Figure record extracts:
☆ ☆ ☆

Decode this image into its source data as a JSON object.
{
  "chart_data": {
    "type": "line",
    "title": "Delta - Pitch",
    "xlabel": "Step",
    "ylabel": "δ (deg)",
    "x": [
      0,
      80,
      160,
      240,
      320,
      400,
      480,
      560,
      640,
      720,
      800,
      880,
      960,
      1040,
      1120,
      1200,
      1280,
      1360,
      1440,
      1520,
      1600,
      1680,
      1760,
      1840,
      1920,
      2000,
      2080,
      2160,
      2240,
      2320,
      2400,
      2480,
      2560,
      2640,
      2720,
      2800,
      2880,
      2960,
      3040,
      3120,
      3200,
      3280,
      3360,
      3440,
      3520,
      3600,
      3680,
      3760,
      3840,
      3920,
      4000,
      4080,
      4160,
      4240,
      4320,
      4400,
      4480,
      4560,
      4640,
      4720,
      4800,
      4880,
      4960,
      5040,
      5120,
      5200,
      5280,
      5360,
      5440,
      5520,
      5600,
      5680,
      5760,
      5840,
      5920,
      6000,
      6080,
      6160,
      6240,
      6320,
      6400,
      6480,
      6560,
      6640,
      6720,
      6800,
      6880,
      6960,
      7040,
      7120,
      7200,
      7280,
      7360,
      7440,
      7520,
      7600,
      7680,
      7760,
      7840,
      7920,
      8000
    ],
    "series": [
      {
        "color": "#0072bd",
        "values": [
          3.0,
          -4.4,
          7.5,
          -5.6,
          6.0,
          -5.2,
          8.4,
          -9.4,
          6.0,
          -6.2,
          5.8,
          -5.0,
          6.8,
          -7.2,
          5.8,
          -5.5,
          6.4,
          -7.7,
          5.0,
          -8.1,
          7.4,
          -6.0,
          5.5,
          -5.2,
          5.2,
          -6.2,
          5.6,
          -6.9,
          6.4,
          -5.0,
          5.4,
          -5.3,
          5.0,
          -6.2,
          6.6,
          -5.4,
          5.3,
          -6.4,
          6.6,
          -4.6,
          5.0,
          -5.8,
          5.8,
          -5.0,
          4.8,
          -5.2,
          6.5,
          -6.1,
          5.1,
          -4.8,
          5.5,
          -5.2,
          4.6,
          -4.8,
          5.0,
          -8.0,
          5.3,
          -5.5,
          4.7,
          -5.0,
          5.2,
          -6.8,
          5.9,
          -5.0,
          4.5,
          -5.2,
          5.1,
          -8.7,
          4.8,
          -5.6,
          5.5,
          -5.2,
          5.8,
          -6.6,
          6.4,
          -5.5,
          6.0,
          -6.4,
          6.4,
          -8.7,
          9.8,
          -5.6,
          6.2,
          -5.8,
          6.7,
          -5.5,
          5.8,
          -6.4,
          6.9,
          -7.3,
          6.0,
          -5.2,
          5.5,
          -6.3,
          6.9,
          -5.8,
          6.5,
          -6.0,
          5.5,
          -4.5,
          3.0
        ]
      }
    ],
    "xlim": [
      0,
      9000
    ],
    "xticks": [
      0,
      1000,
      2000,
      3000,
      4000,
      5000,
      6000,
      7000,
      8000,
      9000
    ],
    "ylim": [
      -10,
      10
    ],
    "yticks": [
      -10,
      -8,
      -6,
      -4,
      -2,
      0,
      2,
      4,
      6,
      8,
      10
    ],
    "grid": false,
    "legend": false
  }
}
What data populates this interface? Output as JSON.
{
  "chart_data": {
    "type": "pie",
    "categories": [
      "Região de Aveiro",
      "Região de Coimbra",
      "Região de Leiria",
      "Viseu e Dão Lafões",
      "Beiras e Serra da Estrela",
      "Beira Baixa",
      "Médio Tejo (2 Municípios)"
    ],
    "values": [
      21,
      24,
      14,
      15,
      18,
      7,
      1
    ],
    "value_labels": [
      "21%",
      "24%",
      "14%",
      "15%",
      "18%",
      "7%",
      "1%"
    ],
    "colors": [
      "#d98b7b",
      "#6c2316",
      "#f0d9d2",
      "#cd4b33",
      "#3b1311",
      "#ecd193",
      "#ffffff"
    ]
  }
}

☆ ☆ ☆

Goal:
Your task is to gather every line with the word "Região" and copy it.

Task answer:
      "Região de Aveiro",
      "Região de Coimbra",
      "Região de Leiria",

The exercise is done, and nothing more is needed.